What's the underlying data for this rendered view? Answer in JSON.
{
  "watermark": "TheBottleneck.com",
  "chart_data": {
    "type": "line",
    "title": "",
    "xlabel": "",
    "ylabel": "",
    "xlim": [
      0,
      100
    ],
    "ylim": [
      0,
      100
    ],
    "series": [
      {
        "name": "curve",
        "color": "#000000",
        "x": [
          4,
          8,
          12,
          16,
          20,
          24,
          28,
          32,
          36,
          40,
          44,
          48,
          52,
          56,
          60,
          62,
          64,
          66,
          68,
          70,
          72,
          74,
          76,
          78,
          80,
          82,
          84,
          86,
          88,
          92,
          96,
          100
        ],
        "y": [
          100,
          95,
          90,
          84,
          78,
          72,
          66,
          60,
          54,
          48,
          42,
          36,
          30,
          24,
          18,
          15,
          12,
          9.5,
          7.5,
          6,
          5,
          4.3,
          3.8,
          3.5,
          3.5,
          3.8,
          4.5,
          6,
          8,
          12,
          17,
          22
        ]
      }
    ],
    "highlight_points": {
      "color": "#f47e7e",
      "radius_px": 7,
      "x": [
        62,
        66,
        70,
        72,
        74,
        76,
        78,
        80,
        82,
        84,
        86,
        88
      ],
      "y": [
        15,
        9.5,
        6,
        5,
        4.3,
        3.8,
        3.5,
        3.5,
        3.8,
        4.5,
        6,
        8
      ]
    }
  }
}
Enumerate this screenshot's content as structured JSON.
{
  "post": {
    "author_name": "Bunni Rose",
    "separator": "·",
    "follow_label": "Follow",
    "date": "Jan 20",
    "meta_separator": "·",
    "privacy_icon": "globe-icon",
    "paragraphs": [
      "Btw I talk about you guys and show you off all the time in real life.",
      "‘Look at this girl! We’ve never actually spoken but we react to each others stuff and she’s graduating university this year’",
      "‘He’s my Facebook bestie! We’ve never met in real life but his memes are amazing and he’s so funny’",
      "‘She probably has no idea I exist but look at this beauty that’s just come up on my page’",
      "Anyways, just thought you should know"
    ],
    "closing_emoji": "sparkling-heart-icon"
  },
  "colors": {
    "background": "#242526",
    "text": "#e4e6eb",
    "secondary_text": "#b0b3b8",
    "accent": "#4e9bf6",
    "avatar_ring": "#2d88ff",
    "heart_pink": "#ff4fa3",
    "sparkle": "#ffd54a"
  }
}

■ ■ ■ ■

DIRECTIONS> Work out how many lines of the data above hold the word "icon", and write only the count.

RESULT OF THIS TASK> 2